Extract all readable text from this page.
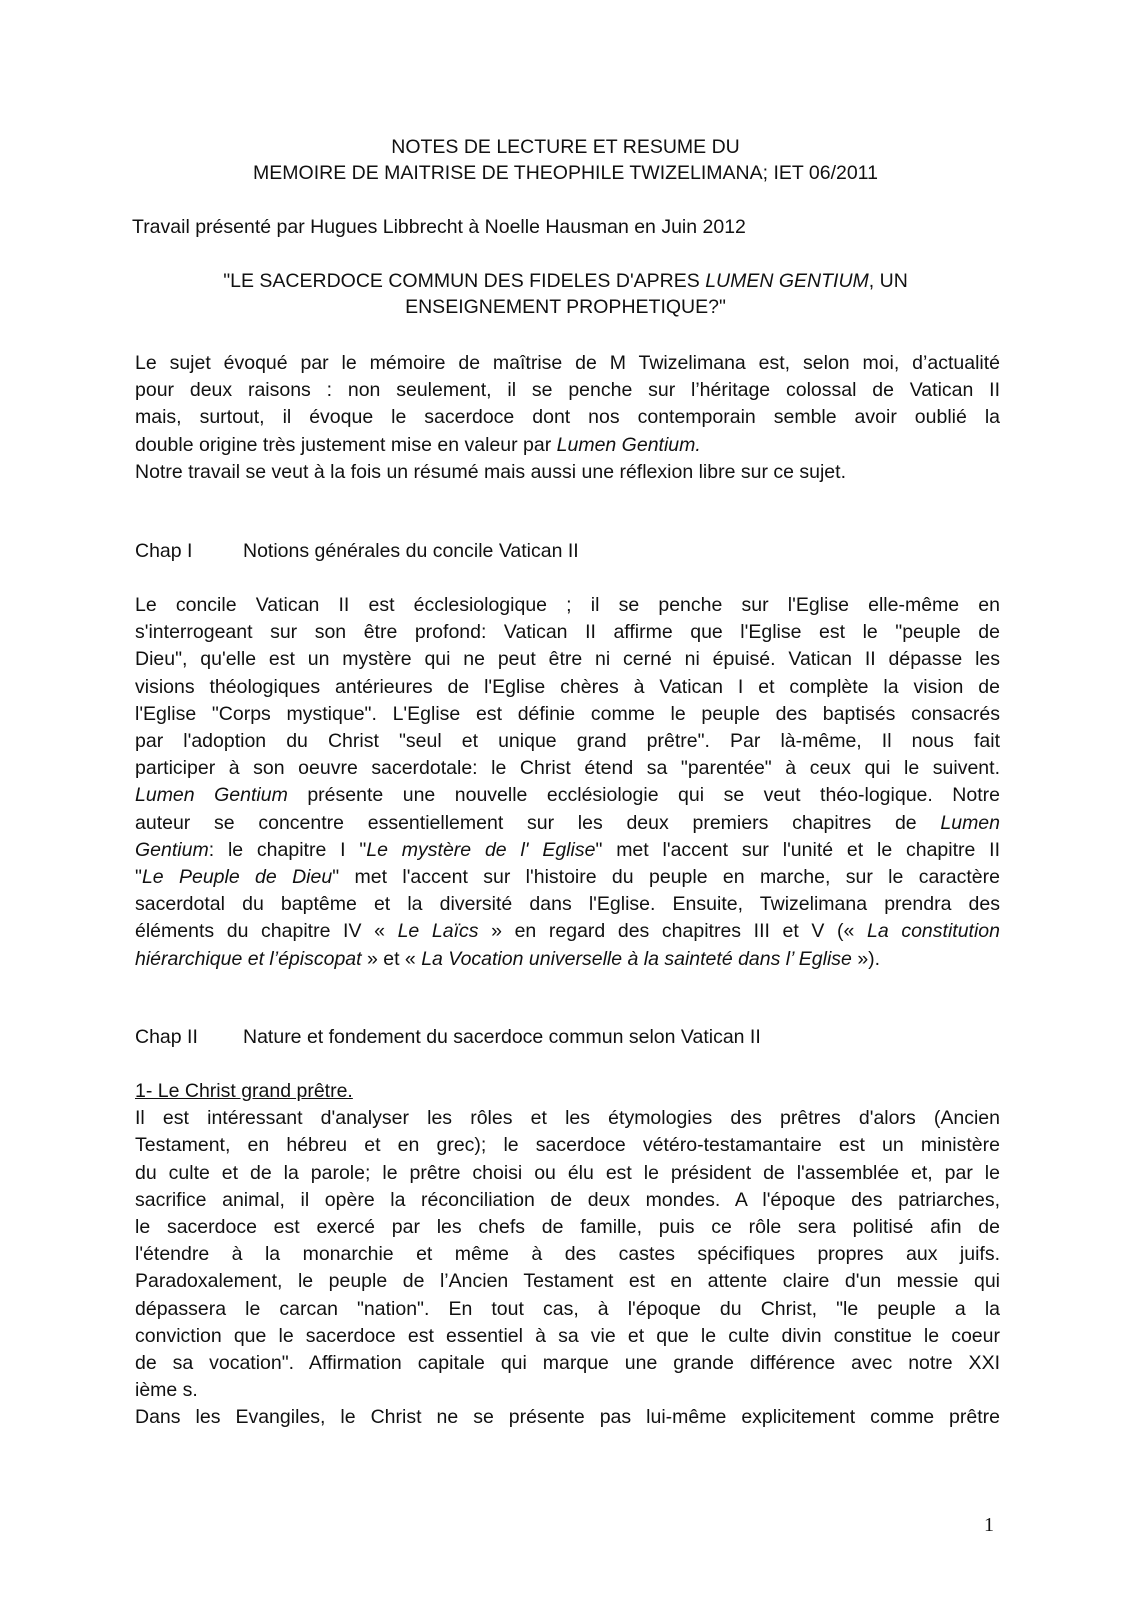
NOTES DE LECTURE ET RESUME DU
MEMOIRE DE MAITRISE DE THEOPHILE TWIZELIMANA; IET 06/2011
Travail présenté par Hugues Libbrecht à Noelle Hausman en Juin 2012
"LE SACERDOCE COMMUN DES FIDELES D'APRES LUMEN GENTIUM, UN
ENSEIGNEMENT PROPHETIQUE?"
Le sujet évoqué par le mémoire de maîtrise de M Twizelimana est, selon moi, d’actualité
pour deux raisons : non seulement, il se penche sur l’héritage colossal de Vatican II
mais, surtout, il évoque le sacerdoce dont nos contemporain semble avoir oublié la
double origine très justement mise en valeur par Lumen Gentium.
Notre travail se veut à la fois un résumé mais aussi une réflexion libre sur ce sujet.
Chap I	Notions générales du concile Vatican II
Le concile Vatican II est écclesiologique ; il se penche sur l'Eglise elle-même en
s'interrogeant sur son être profond: Vatican II affirme que l'Eglise est le "peuple de
Dieu", qu'elle est un mystère qui ne peut être ni cerné ni épuisé. Vatican II dépasse les
visions théologiques antérieures de l'Eglise chères à Vatican I et complète la vision de
l'Eglise "Corps mystique". L'Eglise est définie comme le peuple des baptisés consacrés
par l'adoption du Christ "seul et unique grand prêtre". Par là-même, Il nous fait
participer à son oeuvre sacerdotale: le Christ étend sa "parentée" à ceux qui le suivent.
Lumen Gentium présente une nouvelle ecclésiologie qui se veut théo-logique. Notre
auteur se concentre essentiellement sur les deux premiers chapitres de Lumen
Gentium: le chapitre I "Le mystère de l' Eglise" met l'accent sur l'unité et le chapitre II
"Le Peuple de Dieu" met l'accent sur l'histoire du peuple en marche, sur le caractère
sacerdotal du baptême et la diversité dans l'Eglise. Ensuite, Twizelimana prendra des
éléments du chapitre IV « Le Laïcs » en regard des chapitres III et V (« La constitution
hiérarchique et l’épiscopat » et « La Vocation universelle à la sainteté dans l’ Eglise »).
Chap II Nature et fondement du sacerdoce commun selon Vatican II
1- Le Christ grand prêtre.
Il est intéressant d'analyser les rôles et les étymologies des prêtres d'alors (Ancien
Testament, en hébreu et en grec); le sacerdoce vétéro-testamantaire est un ministère
du culte et de la parole; le prêtre choisi ou élu est le président de l'assemblée et, par le
sacrifice animal, il opère la réconciliation de deux mondes. A l'époque des patriarches,
le sacerdoce est exercé par les chefs de famille, puis ce rôle sera politisé afin de
l'étendre à la monarchie et même à des castes spécifiques propres aux juifs.
Paradoxalement, le peuple de l’Ancien Testament est en attente claire d'un messie qui
dépassera le carcan "nation". En tout cas, à l'époque du Christ, "le peuple a la
conviction que le sacerdoce est essentiel à sa vie et que le culte divin constitue le coeur
de sa vocation". Affirmation capitale qui marque une grande différence avec notre XXI
ième s.
Dans les Evangiles, le Christ ne se présente pas lui-même explicitement comme prêtre
1
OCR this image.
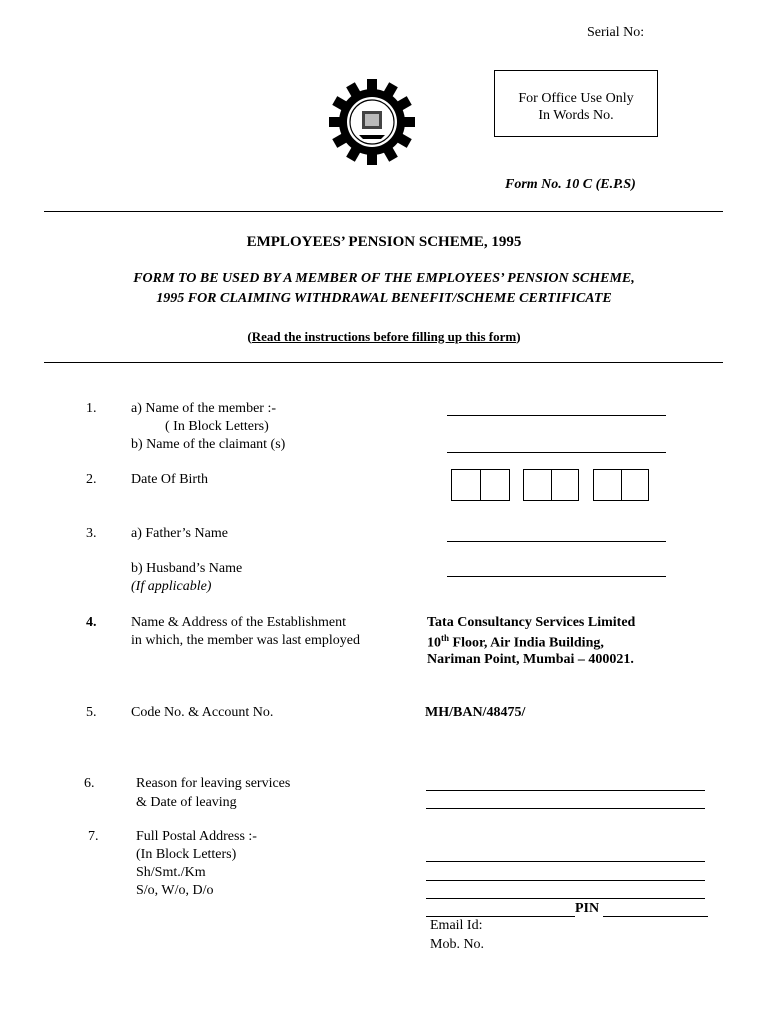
Serial No:
For Office Use Only
In Words No.
Form No. 10 C (E.P.S)
EMPLOYEES’ PENSION SCHEME, 1995
FORM TO BE USED BY A MEMBER OF THE EMPLOYEES’ PENSION SCHEME,
1995 FOR CLAIMING WITHDRAWAL BENEFIT/SCHEME CERTIFICATE
(Read the instructions before filling up this form)
1. a) Name of the member :-
( In Block Letters)
b) Name of the claimant (s)
2. Date Of Birth
3. a) Father’s Name
b) Husband’s Name
(If applicable)
4. Name & Address of the Establishment
in which, the member was last employed
Tata Consultancy Services Limited
10th Floor, Air India Building,
Nariman Point, Mumbai – 400021.
5. Code No. & Account No.	MH/BAN/48475/
6.	Reason for leaving services
& Date of leaving
7.	Full Postal Address :-
(In Block Letters)
Sh/Smt./Km
S/o, W/o, D/o
PIN
Email Id:
Mob. No.
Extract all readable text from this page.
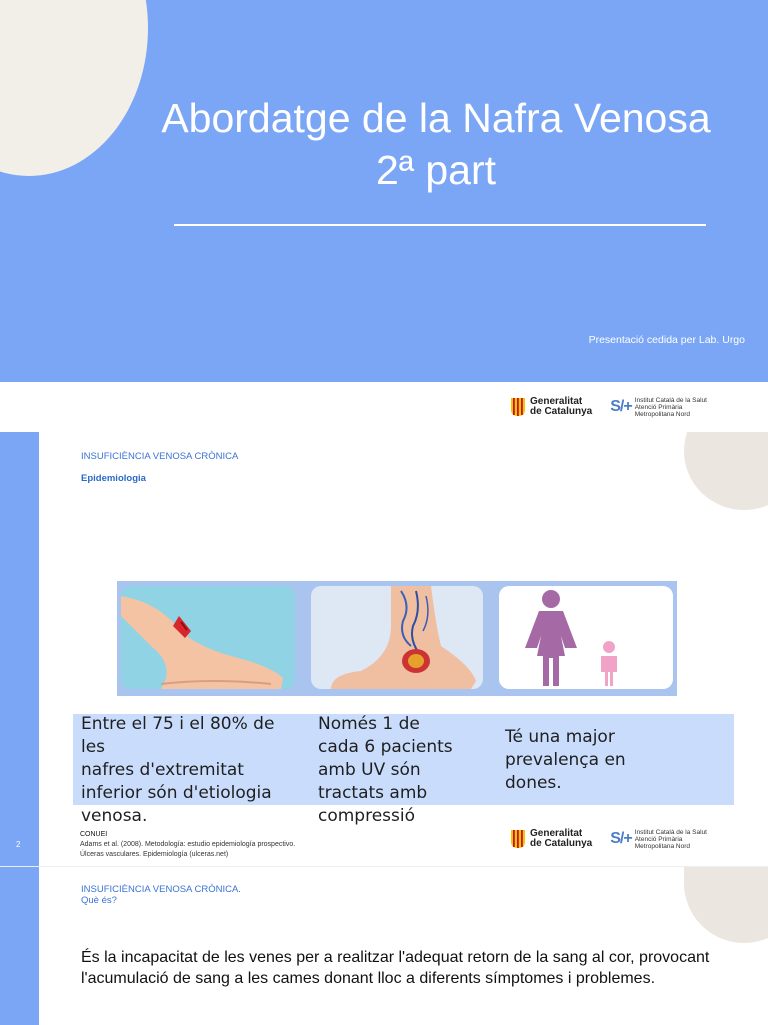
Abordatge de la Nafra Venosa 2ª part
Presentació cedida per Lab. Urgo
Generalitat
de Catalunya S/+ Institut Català de la Salut
Atenció Primària
Metropolitana Nord
2
INSUFICIÈNCIA VENOSA CRÒNICA
Epidemiologia
Entre el 75 i el 80% de
les
nafres d'extremitat
inferior són d'etiologia
venosa.
Només 1 de
cada 6 pacients
amb UV són
tractats amb
compressió
Té una major
prevalença en
dones.
CONUEI
Adams et al. (2008). Metodología: estudio epidemiología prospectivo.
Úlceras vasculares. Epidemiología (ulceras.net)
Generalitat
de Catalunya S/+ Institut Català de la Salut
Atenció Primària
Metropolitana Nord
INSUFICIÈNCIA VENOSA CRÒNICA.
Què és?
És la incapacitat de les venes per a realitzar l'adequat retorn de la sang al cor, provocant l'acumulació de sang a les cames donant lloc a diferents símptomes i problemes.
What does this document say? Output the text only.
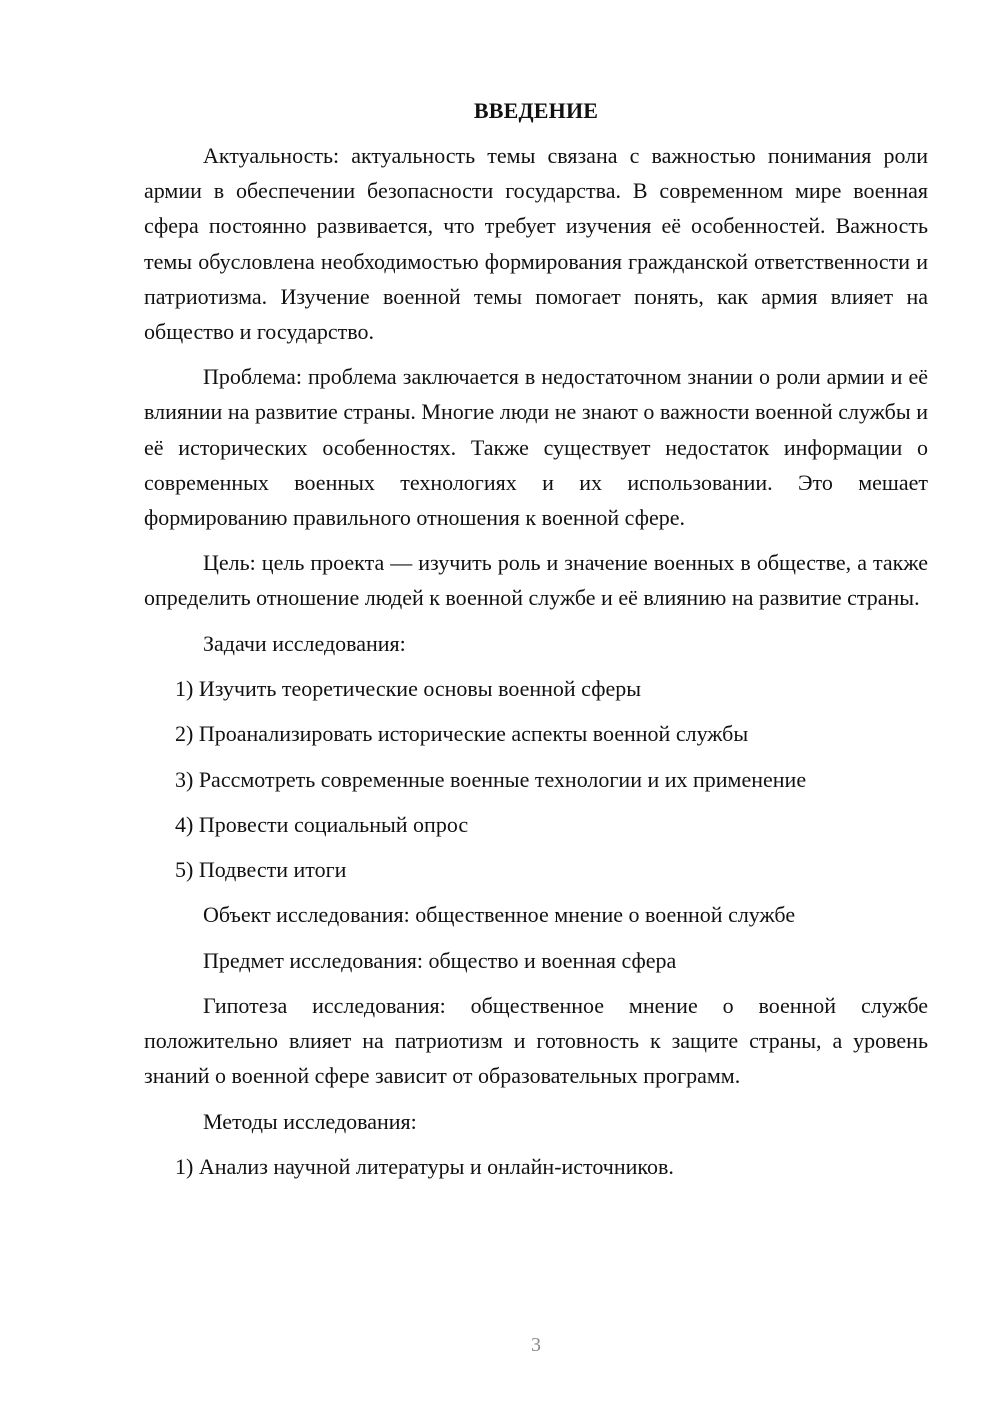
ВВЕДЕНИЕ

Актуальность: актуальность темы связана с важностью понимания роли армии в обеспечении безопасности государства. В современном мире военная сфера постоянно развивается, что требует изучения её особенностей. Важность темы обусловлена необходимостью формирования гражданской ответственности и патриотизма. Изучение военной темы помогает понять, как армия влияет на общество и государство.

Проблема: проблема заключается в недостаточном знании о роли армии и её влиянии на развитие страны. Многие люди не знают о важности военной службы и её исторических особенностях. Также существует недостаток информации о современных военных технологиях и их использовании. Это мешает формированию правильного отношения к военной сфере.

Цель: цель проекта — изучить роль и значение военных в обществе, а также определить отношение людей к военной службе и её влиянию на развитие страны.

Задачи исследования:

1) Изучить теоретические основы военной сферы

2) Проанализировать исторические аспекты военной службы

3) Рассмотреть современные военные технологии и их применение

4) Провести социальный опрос

5) Подвести итоги

Объект исследования: общественное мнение о военной службе

Предмет исследования: общество и военная сфера

Гипотеза исследования: общественное мнение о военной службе положительно влияет на патриотизм и готовность к защите страны, а уровень знаний о военной сфере зависит от образовательных программ.

Методы исследования:

1) Анализ научной литературы и онлайн-источников.

3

====================

> **PROBLEM DETAILS**
Using the listing above, show every line that includes the string "военная".

> **RIGHT ANSWER**
Актуальность: актуальность темы связана с важностью понимания роли армии в обеспечении безопасности государства. В современном мире военная сфера постоянно развивается, что требует изучения её особенностей. Важность темы обусловлена необходимостью формирования гражданской ответственности и патриотизма. Изучение военной темы помогает понять, как армия влияет на общество и государство.
Предмет исследования: общество и военная сфера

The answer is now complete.